**SET EXERCISE:** Could you write out the records below exactly as they appear?

**DATA ROWS:**
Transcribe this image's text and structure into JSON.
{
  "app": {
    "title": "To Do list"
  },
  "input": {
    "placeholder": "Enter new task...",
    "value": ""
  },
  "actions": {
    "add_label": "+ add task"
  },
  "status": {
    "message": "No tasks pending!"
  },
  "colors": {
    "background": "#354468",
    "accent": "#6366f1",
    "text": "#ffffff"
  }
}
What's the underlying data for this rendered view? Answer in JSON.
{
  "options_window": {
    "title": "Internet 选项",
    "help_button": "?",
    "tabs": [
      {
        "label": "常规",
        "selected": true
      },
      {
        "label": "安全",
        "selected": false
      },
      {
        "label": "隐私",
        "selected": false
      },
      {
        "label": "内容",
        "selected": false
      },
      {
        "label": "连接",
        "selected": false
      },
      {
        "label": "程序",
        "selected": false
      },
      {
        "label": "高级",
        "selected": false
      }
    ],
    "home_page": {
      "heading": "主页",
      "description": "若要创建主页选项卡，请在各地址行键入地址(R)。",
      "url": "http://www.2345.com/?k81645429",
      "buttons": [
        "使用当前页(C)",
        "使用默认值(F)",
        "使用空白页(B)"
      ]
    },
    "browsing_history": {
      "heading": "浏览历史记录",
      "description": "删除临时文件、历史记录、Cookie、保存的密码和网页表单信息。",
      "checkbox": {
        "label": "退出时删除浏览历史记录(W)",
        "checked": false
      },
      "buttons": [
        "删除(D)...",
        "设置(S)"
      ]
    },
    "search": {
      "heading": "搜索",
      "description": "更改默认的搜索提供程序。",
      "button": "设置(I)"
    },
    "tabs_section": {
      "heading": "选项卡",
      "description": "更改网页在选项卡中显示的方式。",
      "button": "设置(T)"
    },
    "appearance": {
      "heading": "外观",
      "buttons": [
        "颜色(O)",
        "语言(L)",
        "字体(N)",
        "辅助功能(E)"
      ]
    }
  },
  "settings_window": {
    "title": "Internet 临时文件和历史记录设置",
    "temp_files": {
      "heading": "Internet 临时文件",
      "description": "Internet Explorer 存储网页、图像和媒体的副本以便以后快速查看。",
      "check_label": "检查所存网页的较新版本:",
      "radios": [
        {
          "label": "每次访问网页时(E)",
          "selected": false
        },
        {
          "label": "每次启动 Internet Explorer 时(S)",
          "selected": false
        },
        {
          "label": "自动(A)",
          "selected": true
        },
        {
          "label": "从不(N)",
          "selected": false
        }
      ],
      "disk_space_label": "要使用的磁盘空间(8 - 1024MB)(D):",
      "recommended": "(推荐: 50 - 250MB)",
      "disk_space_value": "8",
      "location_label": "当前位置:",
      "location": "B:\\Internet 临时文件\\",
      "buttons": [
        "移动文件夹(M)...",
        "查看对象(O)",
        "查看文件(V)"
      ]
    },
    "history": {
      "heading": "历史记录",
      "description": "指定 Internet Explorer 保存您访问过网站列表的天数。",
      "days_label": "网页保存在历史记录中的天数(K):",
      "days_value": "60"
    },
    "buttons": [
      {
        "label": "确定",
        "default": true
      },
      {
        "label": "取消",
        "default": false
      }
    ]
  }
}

**SOLUTION BELOW:**
Transcribe this image's text and structure into JSON.
{
  "app": {
    "title": "To Do list"
  },
  "input": {
    "placeholder": "Enter new task...",
    "value": ""
  },
  "actions": {
    "add_label": "+ add task"
  },
  "status": {
    "message": "No tasks pending!"
  },
  "colors": {
    "background": "#354468",
    "accent": "#6366f1",
    "text": "#ffffff"
  }
}
What's the underlying data for this rendered view? Answer in JSON.
{
  "options_window": {
    "title": "Internet 选项",
    "help_button": "?",
    "tabs": [
      {
        "label": "常规",
        "selected": true
      },
      {
        "label": "安全",
        "selected": false
      },
      {
        "label": "隐私",
        "selected": false
      },
      {
        "label": "内容",
        "selected": false
      },
      {
        "label": "连接",
        "selected": false
      },
      {
        "label": "程序",
        "selected": false
      },
      {
        "label": "高级",
        "selected": false
      }
    ],
    "home_page": {
      "heading": "主页",
      "description": "若要创建主页选项卡，请在各地址行键入地址(R)。",
      "url": "http://www.2345.com/?k81645429",
      "buttons": [
        "使用当前页(C)",
        "使用默认值(F)",
        "使用空白页(B)"
      ]
    },
    "browsing_history": {
      "heading": "浏览历史记录",
      "description": "删除临时文件、历史记录、Cookie、保存的密码和网页表单信息。",
      "checkbox": {
        "label": "退出时删除浏览历史记录(W)",
        "checked": false
      },
      "buttons": [
        "删除(D)...",
        "设置(S)"
      ]
    },
    "search": {
      "heading": "搜索",
      "description": "更改默认的搜索提供程序。",
      "button": "设置(I)"
    },
    "tabs_section": {
      "heading": "选项卡",
      "description": "更改网页在选项卡中显示的方式。",
      "button": "设置(T)"
    },
    "appearance": {
      "heading": "外观",
      "buttons": [
        "颜色(O)",
        "语言(L)",
        "字体(N)",
        "辅助功能(E)"
      ]
    }
  },
  "settings_window": {
    "title": "Internet 临时文件和历史记录设置",
    "temp_files": {
      "heading": "Internet 临时文件",
      "description": "Internet Explorer 存储网页、图像和媒体的副本以便以后快速查看。",
      "check_label": "检查所存网页的较新版本:",
      "radios": [
        {
          "label": "每次访问网页时(E)",
          "selected": false
        },
        {
          "label": "每次启动 Internet Explorer 时(S)",
          "selected": false
        },
        {
          "label": "自动(A)",
          "selected": true
        },
        {
          "label": "从不(N)",
          "selected": false
        }
      ],
      "disk_space_label": "要使用的磁盘空间(8 - 1024MB)(D):",
      "recommended": "(推荐: 50 - 250MB)",
      "disk_space_value": "8",
      "location_label": "当前位置:",
      "location": "B:\\Internet 临时文件\\",
      "buttons": [
        "移动文件夹(M)...",
        "查看对象(O)",
        "查看文件(V)"
      ]
    },
    "history": {
      "heading": "历史记录",
      "description": "指定 Internet Explorer 保存您访问过网站列表的天数。",
      "days_label": "网页保存在历史记录中的天数(K):",
      "days_value": "60"
    },
    "buttons": [
      {
        "label": "确定",
        "default": true
      },
      {
        "label": "取消",
        "default": false
      }
    ]
  }
}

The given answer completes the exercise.